__Trecho selecionado__:

Marcio Pochmann – Nós não temos no momento, pelo menos de parte do IPEA, uma projeção desse dado, tão pouco para o nível de atividade da economia e para o desempenho do mercado de trabalho. Em março nós teremos uma projeção. Justamente em março divulgamos as projeções para diversas variáveis macroeconômicas, inclusive a situação do emprego para o ano em curso. O que o IPEA fez, a partir de um grupo de trabalho que trata da temática da crise, é divulgar um estudo que trata do desemprego e emprego no Brasil a partir de uma simulação das expectativas de crescimento da economia nacional. Nesse estudo se trabalhou com a simulação de três cenários. O primeiro, de comportamento do PIB estimado em 4% ao ano. O segundo em 2,5%. E o terceiro com uma projeção de 1% de expansão da economia. Nesses três cenários, haveria aumento do número de pessoas desempregadas, mesmo se a economia venha a crescer 4% ao ano. Havendo aumento do desemprego, ele não seria em termos absolutos o suficiente para aumentar a taxa de desempregados, que se manteria estabilizada em 2009 no mesmo patamar de 2008. Para uma expansão inferior a 4%, teríamos, sim, um desempenho do mercado de trabalho bem menos acentuado e isso se refletiria no aumento da taxa de desemprego, uma vez que o número de empregos gerados seria insuficiente à quantidade de pessoas que ingressam no mercado de trabalho.

IHU On-Line - Por que razões o desemprego em nosso país está se concentrando mais em alguns setores, como o automotivo?

Marcio Pochmann – Temos que considerar que a economia brasileira no ano de 2008 tem dois movimentos bem distintos. O primeiro podemos considerar até o mês de outubro, quando registrava uma trajetória bastante acelerada de expansão, com forte criação de empregos, praticamente fazendo com que não apenas melhorasse a estrutura do mercado de trabalho, com empregos assalariados, com carteira de trabalho, protegidos, reduzindo a informalidade, e também reduzindo o desemprego. A partir de outubro do ano passado, passamos a ter um outro comportamento da economia, que se refletiu imediatamente no comportamento do mercado de trabalho. Acreditamos que essa inflexão na trajetória da economia brasileira nesse último trimestre está relacionada a três fatores.

__Dados registrados__:

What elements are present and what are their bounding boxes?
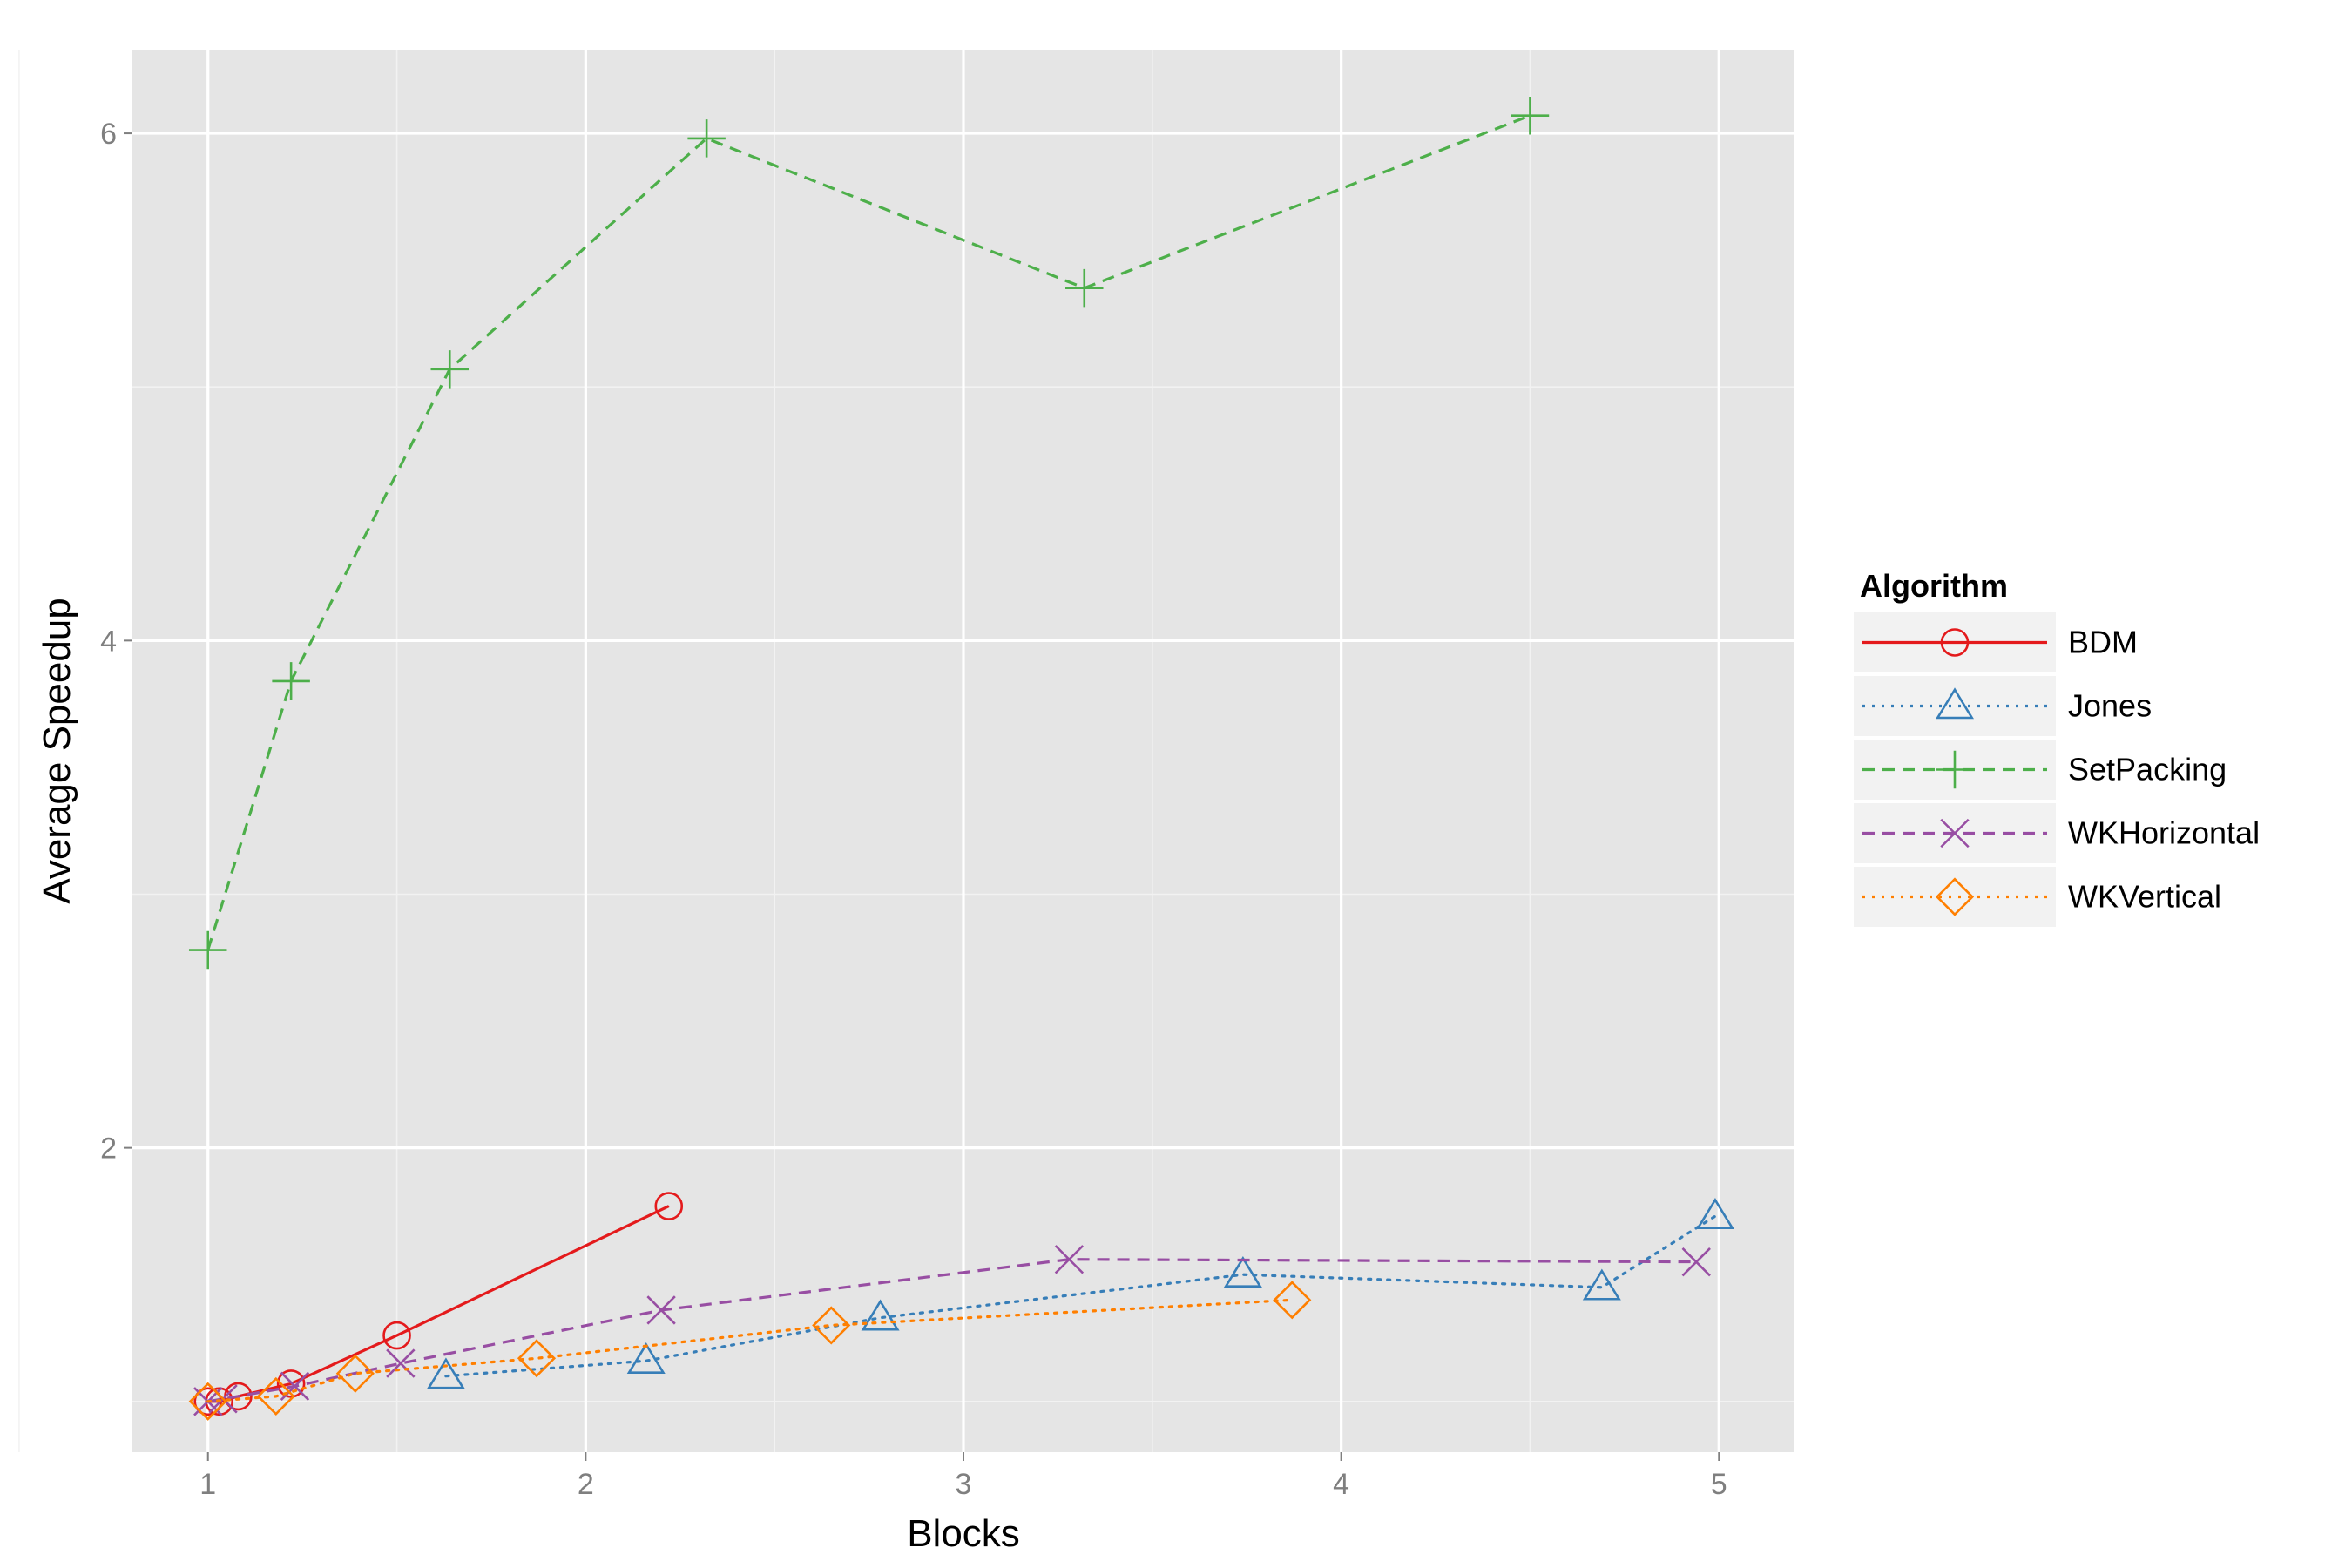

__Instruções__:
1. Responda às perguntas sobre a entrevista sobre o desemprego:
(a) Em que mês o IPEA divulga suas projeções para diversas variáveis macroeconômicas?
(b) Quais taxas de crescimento do PIB foram usadas nos três cenários simulados pelo estudo?
(c) Até que mês de 2008 a economia brasileira registrava uma trajetória bastante acelerada de expansão?
2. Dê o que vem a seguir na entrevista sobre o desemprego, começando logo depois da última frase mostrada.

__Respostas do exercício__:
1.
(a) Em março.
(b) 4%, 2,5% e 1% ao ano.
(c) Até outubro.

2.
O primeiro diz respeito a uma decisão interna brasileira no que tange à elevação das taxas de juros que tiveram curso no ano passado. As taxas de juros foram elevadas na perspectiva de se combater a inflação, pelo menos foi essa a justificativa apresentada. Nós achamos que foi um equívoco essa elevação, mas de qualquer maneira, toda vez que há uma elevação da taxa de juros, seus efeitos não são imediatos no comportamento da economia. Há um lapso de tempo que varia de quatro a sete meses para que seus resultados possam ser sentidos. Portanto, os impactos negativos da elevação da taxa de juros passaram a ser mais pronunciados justamente a partir de outubro do ano passado. Então uma inflexão na trajetória da economia a partir de outubro se deu, em primeiro lugar, por decisão interna, em decorrência da elevação da taxa de juros, que fez com que as iniciativas de ampliação de investimentos e sobretudo de ampliação da atividade econômica fossem contidas pelos juros maiores, pois toda vez que há juros muito elevados, como no caso brasileiro, há preferência pela aplicação financeira, e não na produção.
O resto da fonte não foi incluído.